Gather all lines with "government" from the records.
**** Records for the exercise ****
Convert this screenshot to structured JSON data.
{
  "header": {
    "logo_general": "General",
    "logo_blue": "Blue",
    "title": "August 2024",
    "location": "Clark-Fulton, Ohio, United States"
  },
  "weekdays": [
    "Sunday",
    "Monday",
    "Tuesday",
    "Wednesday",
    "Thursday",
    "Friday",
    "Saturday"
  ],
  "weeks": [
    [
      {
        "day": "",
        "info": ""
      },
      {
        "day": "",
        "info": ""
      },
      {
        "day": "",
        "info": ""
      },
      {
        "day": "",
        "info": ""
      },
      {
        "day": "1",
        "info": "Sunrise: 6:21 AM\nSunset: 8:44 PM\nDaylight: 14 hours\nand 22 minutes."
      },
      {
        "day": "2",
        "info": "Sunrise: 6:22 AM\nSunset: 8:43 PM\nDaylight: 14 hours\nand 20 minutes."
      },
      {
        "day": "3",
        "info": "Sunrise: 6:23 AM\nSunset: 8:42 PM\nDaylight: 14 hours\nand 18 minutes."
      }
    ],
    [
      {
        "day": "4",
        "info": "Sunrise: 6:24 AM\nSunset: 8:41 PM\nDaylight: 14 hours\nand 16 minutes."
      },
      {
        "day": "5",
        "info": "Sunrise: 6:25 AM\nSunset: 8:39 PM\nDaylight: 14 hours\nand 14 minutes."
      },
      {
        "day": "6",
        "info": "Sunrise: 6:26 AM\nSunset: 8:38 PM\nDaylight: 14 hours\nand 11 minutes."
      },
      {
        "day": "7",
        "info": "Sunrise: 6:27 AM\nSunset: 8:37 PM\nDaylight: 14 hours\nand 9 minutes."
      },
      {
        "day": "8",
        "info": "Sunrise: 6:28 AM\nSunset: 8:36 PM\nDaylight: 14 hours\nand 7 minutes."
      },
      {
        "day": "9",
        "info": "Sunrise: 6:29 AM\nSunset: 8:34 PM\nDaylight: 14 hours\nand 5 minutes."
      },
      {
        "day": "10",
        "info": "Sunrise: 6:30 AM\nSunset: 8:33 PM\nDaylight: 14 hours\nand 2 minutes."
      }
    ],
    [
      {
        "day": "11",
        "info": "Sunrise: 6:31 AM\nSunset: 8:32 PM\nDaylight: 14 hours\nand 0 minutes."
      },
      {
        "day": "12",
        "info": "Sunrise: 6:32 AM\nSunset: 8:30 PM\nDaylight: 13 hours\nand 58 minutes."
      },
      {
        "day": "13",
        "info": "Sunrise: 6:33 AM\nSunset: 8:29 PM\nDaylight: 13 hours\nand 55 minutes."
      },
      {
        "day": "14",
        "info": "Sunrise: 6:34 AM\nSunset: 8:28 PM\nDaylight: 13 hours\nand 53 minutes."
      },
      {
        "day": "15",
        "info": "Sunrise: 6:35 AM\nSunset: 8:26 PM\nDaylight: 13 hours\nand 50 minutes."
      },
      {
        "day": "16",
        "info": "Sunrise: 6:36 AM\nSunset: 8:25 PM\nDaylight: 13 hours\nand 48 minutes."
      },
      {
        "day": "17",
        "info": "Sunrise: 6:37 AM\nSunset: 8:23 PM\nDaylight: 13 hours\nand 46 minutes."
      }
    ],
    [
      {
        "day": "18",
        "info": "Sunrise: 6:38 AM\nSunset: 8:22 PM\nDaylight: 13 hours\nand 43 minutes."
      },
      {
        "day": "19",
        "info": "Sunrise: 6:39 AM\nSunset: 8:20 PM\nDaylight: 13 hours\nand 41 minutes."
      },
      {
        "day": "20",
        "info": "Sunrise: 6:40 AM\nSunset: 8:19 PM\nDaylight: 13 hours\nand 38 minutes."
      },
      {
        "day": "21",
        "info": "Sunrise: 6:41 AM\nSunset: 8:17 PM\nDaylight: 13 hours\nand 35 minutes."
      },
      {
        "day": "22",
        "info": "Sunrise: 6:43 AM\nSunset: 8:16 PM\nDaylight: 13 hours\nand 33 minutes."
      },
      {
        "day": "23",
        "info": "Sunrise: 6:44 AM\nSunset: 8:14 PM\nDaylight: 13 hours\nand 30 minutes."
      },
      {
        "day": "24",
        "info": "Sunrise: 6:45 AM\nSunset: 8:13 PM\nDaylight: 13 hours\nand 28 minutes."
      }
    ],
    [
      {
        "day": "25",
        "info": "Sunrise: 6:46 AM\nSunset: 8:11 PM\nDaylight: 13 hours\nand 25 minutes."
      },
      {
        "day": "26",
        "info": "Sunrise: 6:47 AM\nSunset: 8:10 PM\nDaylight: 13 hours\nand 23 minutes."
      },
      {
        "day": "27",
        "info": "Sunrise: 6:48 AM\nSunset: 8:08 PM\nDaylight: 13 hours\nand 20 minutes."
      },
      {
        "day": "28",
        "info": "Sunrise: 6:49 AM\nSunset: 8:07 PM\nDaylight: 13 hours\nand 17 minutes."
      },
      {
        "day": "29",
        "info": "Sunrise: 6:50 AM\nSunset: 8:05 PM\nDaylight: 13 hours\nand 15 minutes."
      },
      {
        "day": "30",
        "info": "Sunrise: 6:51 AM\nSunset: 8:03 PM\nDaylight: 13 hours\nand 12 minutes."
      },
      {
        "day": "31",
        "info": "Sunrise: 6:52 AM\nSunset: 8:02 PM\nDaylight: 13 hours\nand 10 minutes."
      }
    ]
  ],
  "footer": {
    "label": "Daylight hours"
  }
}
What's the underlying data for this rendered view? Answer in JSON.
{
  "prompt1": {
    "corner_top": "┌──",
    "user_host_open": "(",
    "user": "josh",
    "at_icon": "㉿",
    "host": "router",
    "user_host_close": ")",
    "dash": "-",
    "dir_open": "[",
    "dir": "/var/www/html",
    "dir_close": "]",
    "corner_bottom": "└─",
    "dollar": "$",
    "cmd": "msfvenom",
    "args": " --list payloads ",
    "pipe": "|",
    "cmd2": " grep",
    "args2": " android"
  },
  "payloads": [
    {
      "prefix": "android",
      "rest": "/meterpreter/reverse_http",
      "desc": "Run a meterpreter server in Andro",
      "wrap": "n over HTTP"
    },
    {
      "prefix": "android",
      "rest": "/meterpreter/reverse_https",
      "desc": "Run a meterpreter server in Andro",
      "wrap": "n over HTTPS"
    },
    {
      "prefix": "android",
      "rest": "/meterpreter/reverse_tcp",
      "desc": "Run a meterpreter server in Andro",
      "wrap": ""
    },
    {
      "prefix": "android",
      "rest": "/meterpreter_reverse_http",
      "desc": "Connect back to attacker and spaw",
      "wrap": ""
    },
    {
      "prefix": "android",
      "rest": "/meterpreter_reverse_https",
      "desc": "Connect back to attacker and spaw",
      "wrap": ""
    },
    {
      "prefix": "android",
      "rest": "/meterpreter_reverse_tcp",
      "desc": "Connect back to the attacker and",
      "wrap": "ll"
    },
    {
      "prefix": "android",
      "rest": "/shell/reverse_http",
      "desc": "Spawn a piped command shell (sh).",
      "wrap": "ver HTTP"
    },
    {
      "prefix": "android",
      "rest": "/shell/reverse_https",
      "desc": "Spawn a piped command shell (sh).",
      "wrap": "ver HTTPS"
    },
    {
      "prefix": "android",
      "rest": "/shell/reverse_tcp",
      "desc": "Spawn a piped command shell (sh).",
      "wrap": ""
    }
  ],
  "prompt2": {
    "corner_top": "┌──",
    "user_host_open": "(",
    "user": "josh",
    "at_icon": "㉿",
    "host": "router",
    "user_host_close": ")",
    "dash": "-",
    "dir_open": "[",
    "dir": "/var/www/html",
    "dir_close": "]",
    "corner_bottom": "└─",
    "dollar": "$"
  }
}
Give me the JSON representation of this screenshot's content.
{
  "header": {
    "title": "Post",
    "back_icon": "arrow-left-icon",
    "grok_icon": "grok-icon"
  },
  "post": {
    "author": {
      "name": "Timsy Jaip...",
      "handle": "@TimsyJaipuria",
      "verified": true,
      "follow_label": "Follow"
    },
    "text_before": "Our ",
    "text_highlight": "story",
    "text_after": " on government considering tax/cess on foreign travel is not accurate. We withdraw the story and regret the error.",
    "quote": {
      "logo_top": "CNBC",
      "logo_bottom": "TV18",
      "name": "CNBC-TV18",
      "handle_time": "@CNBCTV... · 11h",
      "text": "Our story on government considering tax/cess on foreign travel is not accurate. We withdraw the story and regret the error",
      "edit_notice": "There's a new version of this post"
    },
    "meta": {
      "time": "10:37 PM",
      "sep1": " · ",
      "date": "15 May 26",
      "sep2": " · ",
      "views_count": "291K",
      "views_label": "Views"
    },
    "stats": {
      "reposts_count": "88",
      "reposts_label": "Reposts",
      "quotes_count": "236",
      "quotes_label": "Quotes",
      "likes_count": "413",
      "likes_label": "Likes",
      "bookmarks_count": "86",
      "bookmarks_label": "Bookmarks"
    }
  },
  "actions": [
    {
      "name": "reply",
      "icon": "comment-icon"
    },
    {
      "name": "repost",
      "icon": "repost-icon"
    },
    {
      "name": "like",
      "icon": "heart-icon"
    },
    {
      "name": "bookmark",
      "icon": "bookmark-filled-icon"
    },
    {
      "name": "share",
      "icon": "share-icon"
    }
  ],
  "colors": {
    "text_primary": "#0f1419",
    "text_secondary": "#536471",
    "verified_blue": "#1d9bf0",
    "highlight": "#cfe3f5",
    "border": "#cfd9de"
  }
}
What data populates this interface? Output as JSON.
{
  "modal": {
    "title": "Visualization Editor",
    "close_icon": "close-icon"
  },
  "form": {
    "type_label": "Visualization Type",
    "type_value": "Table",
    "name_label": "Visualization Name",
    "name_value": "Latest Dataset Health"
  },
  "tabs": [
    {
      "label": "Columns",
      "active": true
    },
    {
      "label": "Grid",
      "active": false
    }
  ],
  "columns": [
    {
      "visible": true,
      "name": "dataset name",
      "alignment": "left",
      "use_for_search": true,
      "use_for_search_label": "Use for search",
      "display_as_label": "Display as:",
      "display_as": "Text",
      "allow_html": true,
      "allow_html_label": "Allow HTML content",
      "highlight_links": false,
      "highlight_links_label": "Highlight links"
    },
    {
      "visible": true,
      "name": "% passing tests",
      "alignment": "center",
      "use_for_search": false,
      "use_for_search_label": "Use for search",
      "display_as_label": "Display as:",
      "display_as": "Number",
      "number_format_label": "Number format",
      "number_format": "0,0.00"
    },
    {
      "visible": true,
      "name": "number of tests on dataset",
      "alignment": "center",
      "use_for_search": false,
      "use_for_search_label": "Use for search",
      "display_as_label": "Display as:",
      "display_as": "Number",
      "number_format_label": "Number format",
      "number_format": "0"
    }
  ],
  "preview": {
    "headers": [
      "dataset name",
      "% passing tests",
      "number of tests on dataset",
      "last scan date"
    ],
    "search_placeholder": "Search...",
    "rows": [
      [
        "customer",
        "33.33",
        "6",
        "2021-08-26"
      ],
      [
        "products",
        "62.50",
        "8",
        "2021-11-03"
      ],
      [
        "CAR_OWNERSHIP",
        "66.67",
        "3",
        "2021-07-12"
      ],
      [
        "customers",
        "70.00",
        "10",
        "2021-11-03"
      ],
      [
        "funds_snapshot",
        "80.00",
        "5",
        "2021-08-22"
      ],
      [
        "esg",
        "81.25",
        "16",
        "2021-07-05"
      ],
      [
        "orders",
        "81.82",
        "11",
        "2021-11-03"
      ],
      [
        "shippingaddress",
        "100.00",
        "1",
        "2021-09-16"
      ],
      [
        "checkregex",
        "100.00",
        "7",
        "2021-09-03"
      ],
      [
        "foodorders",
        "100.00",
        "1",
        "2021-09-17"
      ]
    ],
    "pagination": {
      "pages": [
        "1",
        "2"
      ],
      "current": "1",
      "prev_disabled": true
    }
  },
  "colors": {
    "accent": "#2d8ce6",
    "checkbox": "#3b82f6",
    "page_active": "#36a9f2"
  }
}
****
> [Response below]
    "text_after": " on government considering tax/cess on foreign travel is not accurate. We withdraw the story and regret the error.",
      "text": "Our story on government considering tax/cess on foreign travel is not accurate. We withdraw the story and regret the error",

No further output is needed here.